··· DATASET RECORDS

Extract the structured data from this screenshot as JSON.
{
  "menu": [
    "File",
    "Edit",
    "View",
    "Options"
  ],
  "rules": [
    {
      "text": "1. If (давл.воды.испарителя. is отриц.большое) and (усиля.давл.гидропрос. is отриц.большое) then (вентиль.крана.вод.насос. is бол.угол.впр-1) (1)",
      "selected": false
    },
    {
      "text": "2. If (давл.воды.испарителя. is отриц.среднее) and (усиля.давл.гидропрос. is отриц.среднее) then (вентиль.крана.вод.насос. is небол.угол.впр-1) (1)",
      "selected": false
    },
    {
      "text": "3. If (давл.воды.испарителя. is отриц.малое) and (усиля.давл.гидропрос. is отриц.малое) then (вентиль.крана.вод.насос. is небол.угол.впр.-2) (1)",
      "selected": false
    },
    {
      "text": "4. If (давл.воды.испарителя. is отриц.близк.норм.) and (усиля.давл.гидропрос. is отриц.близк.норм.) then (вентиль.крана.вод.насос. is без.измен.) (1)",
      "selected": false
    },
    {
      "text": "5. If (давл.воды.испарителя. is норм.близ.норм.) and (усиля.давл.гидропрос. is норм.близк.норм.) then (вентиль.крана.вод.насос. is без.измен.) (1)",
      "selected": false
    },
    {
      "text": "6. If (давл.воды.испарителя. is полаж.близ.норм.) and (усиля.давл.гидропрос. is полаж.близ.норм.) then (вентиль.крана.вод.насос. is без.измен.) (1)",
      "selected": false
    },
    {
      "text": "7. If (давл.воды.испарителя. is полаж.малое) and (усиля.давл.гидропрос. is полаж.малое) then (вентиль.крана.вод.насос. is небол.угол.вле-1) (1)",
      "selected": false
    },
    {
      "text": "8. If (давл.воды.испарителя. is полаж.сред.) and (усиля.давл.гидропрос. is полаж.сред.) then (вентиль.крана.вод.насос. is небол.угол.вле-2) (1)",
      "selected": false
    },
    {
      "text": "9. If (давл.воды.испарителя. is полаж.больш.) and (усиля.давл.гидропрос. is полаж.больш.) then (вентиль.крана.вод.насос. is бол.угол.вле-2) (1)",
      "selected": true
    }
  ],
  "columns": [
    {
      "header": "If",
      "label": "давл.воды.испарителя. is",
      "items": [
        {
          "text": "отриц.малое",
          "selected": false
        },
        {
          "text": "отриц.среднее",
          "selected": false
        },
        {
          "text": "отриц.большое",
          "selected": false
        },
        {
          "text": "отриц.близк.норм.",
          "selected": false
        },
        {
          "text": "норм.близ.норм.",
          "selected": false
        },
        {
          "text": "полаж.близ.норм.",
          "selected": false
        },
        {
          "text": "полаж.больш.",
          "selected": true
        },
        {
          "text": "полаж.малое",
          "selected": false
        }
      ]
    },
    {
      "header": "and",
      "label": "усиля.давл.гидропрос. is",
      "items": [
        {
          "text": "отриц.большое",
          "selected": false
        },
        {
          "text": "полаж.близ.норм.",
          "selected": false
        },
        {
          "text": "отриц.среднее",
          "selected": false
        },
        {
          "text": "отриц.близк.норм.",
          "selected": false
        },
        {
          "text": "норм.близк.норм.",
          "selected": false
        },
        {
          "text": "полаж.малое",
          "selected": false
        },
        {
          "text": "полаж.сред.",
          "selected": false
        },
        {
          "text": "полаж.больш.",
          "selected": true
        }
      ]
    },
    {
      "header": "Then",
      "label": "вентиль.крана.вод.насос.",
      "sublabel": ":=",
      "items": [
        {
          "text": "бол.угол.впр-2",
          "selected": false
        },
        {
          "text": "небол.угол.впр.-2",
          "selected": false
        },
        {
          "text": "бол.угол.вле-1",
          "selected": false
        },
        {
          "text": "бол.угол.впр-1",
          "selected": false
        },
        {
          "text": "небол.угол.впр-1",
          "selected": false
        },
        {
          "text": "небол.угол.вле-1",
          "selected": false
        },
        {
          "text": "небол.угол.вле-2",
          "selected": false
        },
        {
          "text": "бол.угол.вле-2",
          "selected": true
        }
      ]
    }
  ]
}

······

Write the material out exactly, with nothing left out.

Extract the structured data from this screenshot as JSON.
{
  "menu": [
    "File",
    "Edit",
    "View",
    "Options"
  ],
  "rules": [
    {
      "text": "1. If (давл.воды.испарителя. is отриц.большое) and (усиля.давл.гидропрос. is отриц.большое) then (вентиль.крана.вод.насос. is бол.угол.впр-1) (1)",
      "selected": false
    },
    {
      "text": "2. If (давл.воды.испарителя. is отриц.среднее) and (усиля.давл.гидропрос. is отриц.среднее) then (вентиль.крана.вод.насос. is небол.угол.впр-1) (1)",
      "selected": false
    },
    {
      "text": "3. If (давл.воды.испарителя. is отриц.малое) and (усиля.давл.гидропрос. is отриц.малое) then (вентиль.крана.вод.насос. is небол.угол.впр.-2) (1)",
      "selected": false
    },
    {
      "text": "4. If (давл.воды.испарителя. is отриц.близк.норм.) and (усиля.давл.гидропрос. is отриц.близк.норм.) then (вентиль.крана.вод.насос. is без.измен.) (1)",
      "selected": false
    },
    {
      "text": "5. If (давл.воды.испарителя. is норм.близ.норм.) and (усиля.давл.гидропрос. is норм.близк.норм.) then (вентиль.крана.вод.насос. is без.измен.) (1)",
      "selected": false
    },
    {
      "text": "6. If (давл.воды.испарителя. is полаж.близ.норм.) and (усиля.давл.гидропрос. is полаж.близ.норм.) then (вентиль.крана.вод.насос. is без.измен.) (1)",
      "selected": false
    },
    {
      "text": "7. If (давл.воды.испарителя. is полаж.малое) and (усиля.давл.гидропрос. is полаж.малое) then (вентиль.крана.вод.насос. is небол.угол.вле-1) (1)",
      "selected": false
    },
    {
      "text": "8. If (давл.воды.испарителя. is полаж.сред.) and (усиля.давл.гидропрос. is полаж.сред.) then (вентиль.крана.вод.насос. is небол.угол.вле-2) (1)",
      "selected": false
    },
    {
      "text": "9. If (давл.воды.испарителя. is полаж.больш.) and (усиля.давл.гидропрос. is полаж.больш.) then (вентиль.крана.вод.насос. is бол.угол.вле-2) (1)",
      "selected": true
    }
  ],
  "columns": [
    {
      "header": "If",
      "label": "давл.воды.испарителя. is",
      "items": [
        {
          "text": "отриц.малое",
          "selected": false
        },
        {
          "text": "отриц.среднее",
          "selected": false
        },
        {
          "text": "отриц.большое",
          "selected": false
        },
        {
          "text": "отриц.близк.норм.",
          "selected": false
        },
        {
          "text": "норм.близ.норм.",
          "selected": false
        },
        {
          "text": "полаж.близ.норм.",
          "selected": false
        },
        {
          "text": "полаж.больш.",
          "selected": true
        },
        {
          "text": "полаж.малое",
          "selected": false
        }
      ]
    },
    {
      "header": "and",
      "label": "усиля.давл.гидропрос. is",
      "items": [
        {
          "text": "отриц.большое",
          "selected": false
        },
        {
          "text": "полаж.близ.норм.",
          "selected": false
        },
        {
          "text": "отриц.среднее",
          "selected": false
        },
        {
          "text": "отриц.близк.норм.",
          "selected": false
        },
        {
          "text": "норм.близк.норм.",
          "selected": false
        },
        {
          "text": "полаж.малое",
          "selected": false
        },
        {
          "text": "полаж.сред.",
          "selected": false
        },
        {
          "text": "полаж.больш.",
          "selected": true
        }
      ]
    },
    {
      "header": "Then",
      "label": "вентиль.крана.вод.насос.",
      "sublabel": ":=",
      "items": [
        {
          "text": "бол.угол.впр-2",
          "selected": false
        },
        {
          "text": "небол.угол.впр.-2",
          "selected": false
        },
        {
          "text": "бол.угол.вле-1",
          "selected": false
        },
        {
          "text": "бол.угол.впр-1",
          "selected": false
        },
        {
          "text": "небол.угол.впр-1",
          "selected": false
        },
        {
          "text": "небол.угол.вле-1",
          "selected": false
        },
        {
          "text": "небол.угол.вле-2",
          "selected": false
        },
        {
          "text": "бол.угол.вле-2",
          "selected": true
        }
      ]
    }
  ]
}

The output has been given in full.